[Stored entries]
================

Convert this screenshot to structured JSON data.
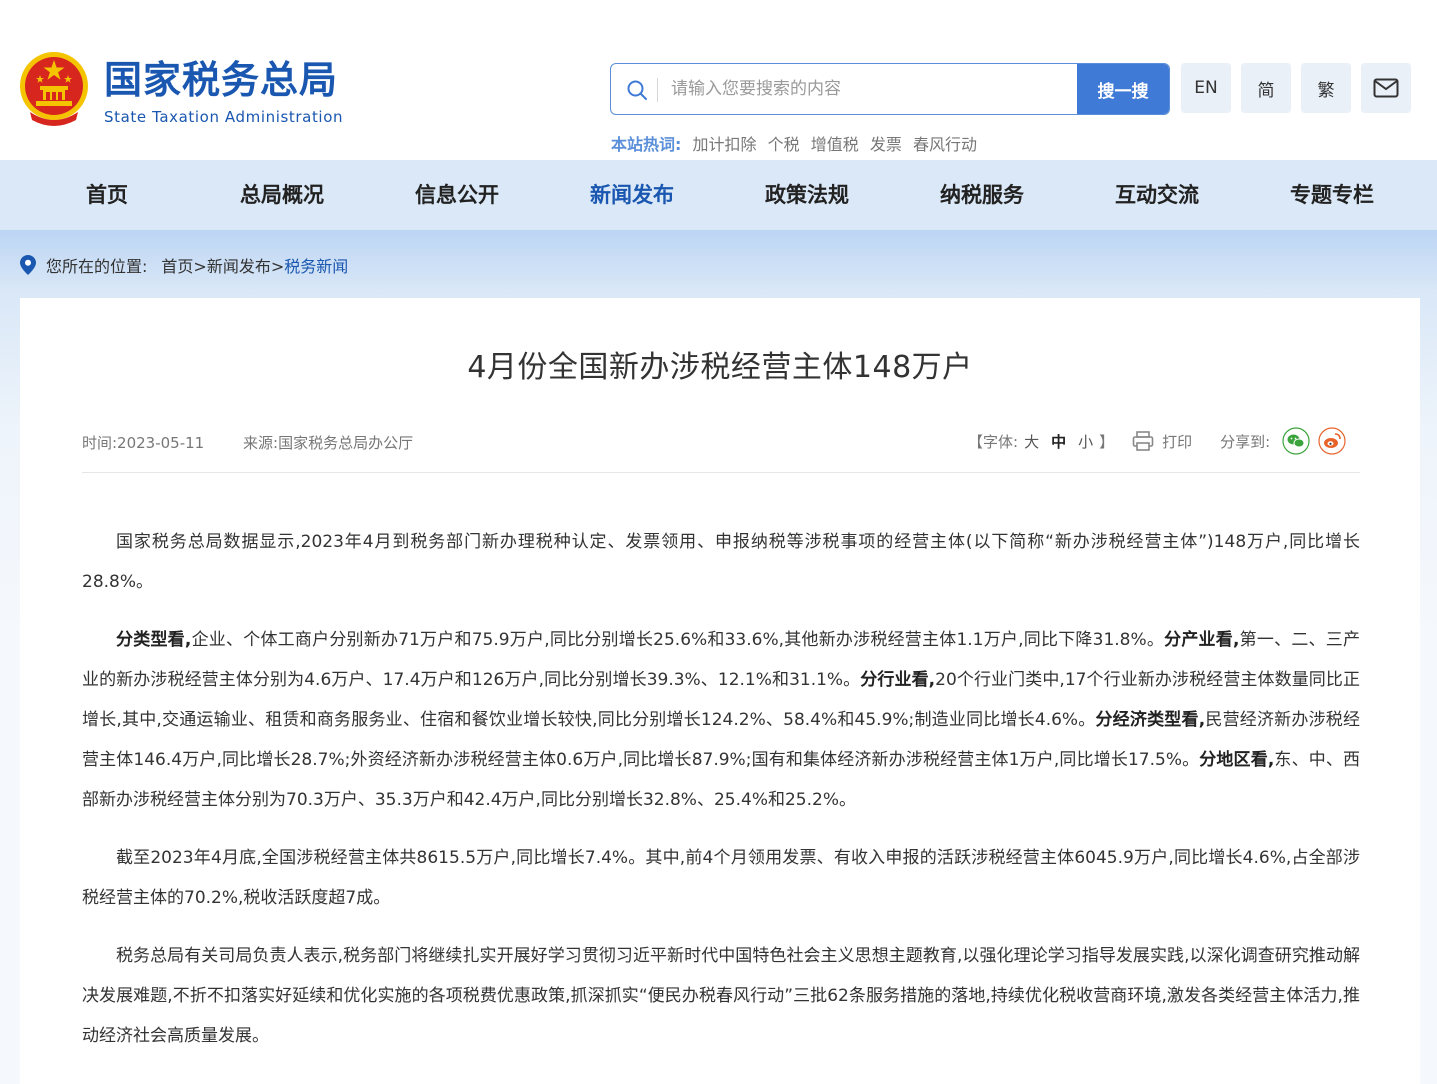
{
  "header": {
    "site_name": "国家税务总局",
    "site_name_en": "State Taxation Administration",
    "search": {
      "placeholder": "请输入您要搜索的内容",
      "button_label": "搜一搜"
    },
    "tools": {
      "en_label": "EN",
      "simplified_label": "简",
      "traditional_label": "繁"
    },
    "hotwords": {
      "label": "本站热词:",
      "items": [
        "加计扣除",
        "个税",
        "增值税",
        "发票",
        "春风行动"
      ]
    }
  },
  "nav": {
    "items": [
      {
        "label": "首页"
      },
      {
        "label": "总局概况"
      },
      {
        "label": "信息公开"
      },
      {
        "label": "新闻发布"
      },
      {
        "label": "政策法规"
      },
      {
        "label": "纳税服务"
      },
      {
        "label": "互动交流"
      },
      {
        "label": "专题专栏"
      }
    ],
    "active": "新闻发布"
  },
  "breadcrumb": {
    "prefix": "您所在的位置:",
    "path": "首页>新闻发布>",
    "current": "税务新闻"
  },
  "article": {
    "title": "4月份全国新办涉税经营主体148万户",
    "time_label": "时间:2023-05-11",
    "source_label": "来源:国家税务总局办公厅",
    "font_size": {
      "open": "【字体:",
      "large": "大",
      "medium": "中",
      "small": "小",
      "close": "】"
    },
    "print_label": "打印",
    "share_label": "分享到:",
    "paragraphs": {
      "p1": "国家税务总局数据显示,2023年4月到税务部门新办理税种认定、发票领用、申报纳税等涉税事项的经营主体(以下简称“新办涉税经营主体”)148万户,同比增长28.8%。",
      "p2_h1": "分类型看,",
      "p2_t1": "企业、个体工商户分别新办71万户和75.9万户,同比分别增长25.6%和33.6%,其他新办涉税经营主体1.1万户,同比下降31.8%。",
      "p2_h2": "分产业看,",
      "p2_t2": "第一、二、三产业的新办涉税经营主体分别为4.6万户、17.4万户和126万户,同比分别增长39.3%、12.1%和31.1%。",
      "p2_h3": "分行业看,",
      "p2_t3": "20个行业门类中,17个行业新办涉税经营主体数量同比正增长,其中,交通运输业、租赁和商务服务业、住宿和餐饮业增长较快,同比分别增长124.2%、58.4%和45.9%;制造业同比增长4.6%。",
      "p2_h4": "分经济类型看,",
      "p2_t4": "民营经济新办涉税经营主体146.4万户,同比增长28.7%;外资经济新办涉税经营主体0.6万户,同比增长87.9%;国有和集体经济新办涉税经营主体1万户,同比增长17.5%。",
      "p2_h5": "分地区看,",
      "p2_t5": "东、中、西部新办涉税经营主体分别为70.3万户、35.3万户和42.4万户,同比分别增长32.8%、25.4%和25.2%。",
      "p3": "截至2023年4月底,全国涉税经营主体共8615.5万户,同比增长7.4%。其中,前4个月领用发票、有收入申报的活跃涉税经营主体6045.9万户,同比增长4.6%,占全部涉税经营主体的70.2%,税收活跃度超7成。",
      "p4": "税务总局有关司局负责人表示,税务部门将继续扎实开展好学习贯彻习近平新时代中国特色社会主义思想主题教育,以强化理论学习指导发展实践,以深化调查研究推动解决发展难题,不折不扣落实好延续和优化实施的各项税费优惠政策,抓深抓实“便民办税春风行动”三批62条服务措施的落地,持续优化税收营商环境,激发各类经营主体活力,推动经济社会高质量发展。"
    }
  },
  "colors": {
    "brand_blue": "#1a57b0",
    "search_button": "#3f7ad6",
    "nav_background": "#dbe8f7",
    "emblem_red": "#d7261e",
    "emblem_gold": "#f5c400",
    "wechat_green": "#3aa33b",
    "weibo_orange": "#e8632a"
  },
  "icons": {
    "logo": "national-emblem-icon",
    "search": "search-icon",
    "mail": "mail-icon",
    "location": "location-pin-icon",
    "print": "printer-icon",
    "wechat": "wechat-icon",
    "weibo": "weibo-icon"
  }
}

================

PROBLEM DESCRIPTION:
Verbatim reproduction of every record is required; images are left out.

OUTPUT OF THE EXERCISE:
Convert this screenshot to structured JSON data.
{
  "header": {
    "site_name": "国家税务总局",
    "site_name_en": "State Taxation Administration",
    "search": {
      "placeholder": "请输入您要搜索的内容",
      "button_label": "搜一搜"
    },
    "tools": {
      "en_label": "EN",
      "simplified_label": "简",
      "traditional_label": "繁"
    },
    "hotwords": {
      "label": "本站热词:",
      "items": [
        "加计扣除",
        "个税",
        "增值税",
        "发票",
        "春风行动"
      ]
    }
  },
  "nav": {
    "items": [
      {
        "label": "首页"
      },
      {
        "label": "总局概况"
      },
      {
        "label": "信息公开"
      },
      {
        "label": "新闻发布"
      },
      {
        "label": "政策法规"
      },
      {
        "label": "纳税服务"
      },
      {
        "label": "互动交流"
      },
      {
        "label": "专题专栏"
      }
    ],
    "active": "新闻发布"
  },
  "breadcrumb": {
    "prefix": "您所在的位置:",
    "path": "首页>新闻发布>",
    "current": "税务新闻"
  },
  "article": {
    "title": "4月份全国新办涉税经营主体148万户",
    "time_label": "时间:2023-05-11",
    "source_label": "来源:国家税务总局办公厅",
    "font_size": {
      "open": "【字体:",
      "large": "大",
      "medium": "中",
      "small": "小",
      "close": "】"
    },
    "print_label": "打印",
    "share_label": "分享到:",
    "paragraphs": {
      "p1": "国家税务总局数据显示,2023年4月到税务部门新办理税种认定、发票领用、申报纳税等涉税事项的经营主体(以下简称“新办涉税经营主体”)148万户,同比增长28.8%。",
      "p2_h1": "分类型看,",
      "p2_t1": "企业、个体工商户分别新办71万户和75.9万户,同比分别增长25.6%和33.6%,其他新办涉税经营主体1.1万户,同比下降31.8%。",
      "p2_h2": "分产业看,",
      "p2_t2": "第一、二、三产业的新办涉税经营主体分别为4.6万户、17.4万户和126万户,同比分别增长39.3%、12.1%和31.1%。",
      "p2_h3": "分行业看,",
      "p2_t3": "20个行业门类中,17个行业新办涉税经营主体数量同比正增长,其中,交通运输业、租赁和商务服务业、住宿和餐饮业增长较快,同比分别增长124.2%、58.4%和45.9%;制造业同比增长4.6%。",
      "p2_h4": "分经济类型看,",
      "p2_t4": "民营经济新办涉税经营主体146.4万户,同比增长28.7%;外资经济新办涉税经营主体0.6万户,同比增长87.9%;国有和集体经济新办涉税经营主体1万户,同比增长17.5%。",
      "p2_h5": "分地区看,",
      "p2_t5": "东、中、西部新办涉税经营主体分别为70.3万户、35.3万户和42.4万户,同比分别增长32.8%、25.4%和25.2%。",
      "p3": "截至2023年4月底,全国涉税经营主体共8615.5万户,同比增长7.4%。其中,前4个月领用发票、有收入申报的活跃涉税经营主体6045.9万户,同比增长4.6%,占全部涉税经营主体的70.2%,税收活跃度超7成。",
      "p4": "税务总局有关司局负责人表示,税务部门将继续扎实开展好学习贯彻习近平新时代中国特色社会主义思想主题教育,以强化理论学习指导发展实践,以深化调查研究推动解决发展难题,不折不扣落实好延续和优化实施的各项税费优惠政策,抓深抓实“便民办税春风行动”三批62条服务措施的落地,持续优化税收营商环境,激发各类经营主体活力,推动经济社会高质量发展。"
    }
  },
  "colors": {
    "brand_blue": "#1a57b0",
    "search_button": "#3f7ad6",
    "nav_background": "#dbe8f7",
    "emblem_red": "#d7261e",
    "emblem_gold": "#f5c400",
    "wechat_green": "#3aa33b",
    "weibo_orange": "#e8632a"
  },
  "icons": {
    "logo": "national-emblem-icon",
    "search": "search-icon",
    "mail": "mail-icon",
    "location": "location-pin-icon",
    "print": "printer-icon",
    "wechat": "wechat-icon",
    "weibo": "weibo-icon"
  }
}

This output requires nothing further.